Record list:
****
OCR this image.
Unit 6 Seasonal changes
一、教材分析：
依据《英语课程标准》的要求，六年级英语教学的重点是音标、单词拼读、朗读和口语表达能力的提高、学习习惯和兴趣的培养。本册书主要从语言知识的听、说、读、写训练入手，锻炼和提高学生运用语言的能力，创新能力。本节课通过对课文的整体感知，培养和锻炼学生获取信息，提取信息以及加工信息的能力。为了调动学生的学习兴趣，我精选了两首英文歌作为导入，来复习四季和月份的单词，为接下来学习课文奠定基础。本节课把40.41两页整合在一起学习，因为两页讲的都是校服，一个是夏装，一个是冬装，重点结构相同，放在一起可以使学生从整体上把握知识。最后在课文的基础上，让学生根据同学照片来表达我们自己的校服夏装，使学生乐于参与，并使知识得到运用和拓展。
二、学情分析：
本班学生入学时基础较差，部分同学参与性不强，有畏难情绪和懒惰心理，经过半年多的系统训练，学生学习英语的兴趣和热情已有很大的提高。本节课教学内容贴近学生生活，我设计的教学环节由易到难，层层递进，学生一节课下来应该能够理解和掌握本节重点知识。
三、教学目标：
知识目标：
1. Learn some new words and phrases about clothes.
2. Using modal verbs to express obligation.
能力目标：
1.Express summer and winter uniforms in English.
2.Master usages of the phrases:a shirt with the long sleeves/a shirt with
****
Brief:
Set down each entry again, unchanged.

Correct output:
OCR this image.
Unit 6 Seasonal changes
一、教材分析：
依据《英语课程标准》的要求，六年级英语教学的重点是音标、单词拼读、朗读和口语表达能力的提高、学习习惯和兴趣的培养。本册书主要从语言知识的听、说、读、写训练入手，锻炼和提高学生运用语言的能力，创新能力。本节课通过对课文的整体感知，培养和锻炼学生获取信息，提取信息以及加工信息的能力。为了调动学生的学习兴趣，我精选了两首英文歌作为导入，来复习四季和月份的单词，为接下来学习课文奠定基础。本节课把40.41两页整合在一起学习，因为两页讲的都是校服，一个是夏装，一个是冬装，重点结构相同，放在一起可以使学生从整体上把握知识。最后在课文的基础上，让学生根据同学照片来表达我们自己的校服夏装，使学生乐于参与，并使知识得到运用和拓展。
二、学情分析：
本班学生入学时基础较差，部分同学参与性不强，有畏难情绪和懒惰心理，经过半年多的系统训练，学生学习英语的兴趣和热情已有很大的提高。本节课教学内容贴近学生生活，我设计的教学环节由易到难，层层递进，学生一节课下来应该能够理解和掌握本节重点知识。
三、教学目标：
知识目标：
1. Learn some new words and phrases about clothes.
2. Using modal verbs to express obligation.
能力目标：
1.Express summer and winter uniforms in English.
2.Master usages of the phrases:a shirt with the long sleeves/a shirt with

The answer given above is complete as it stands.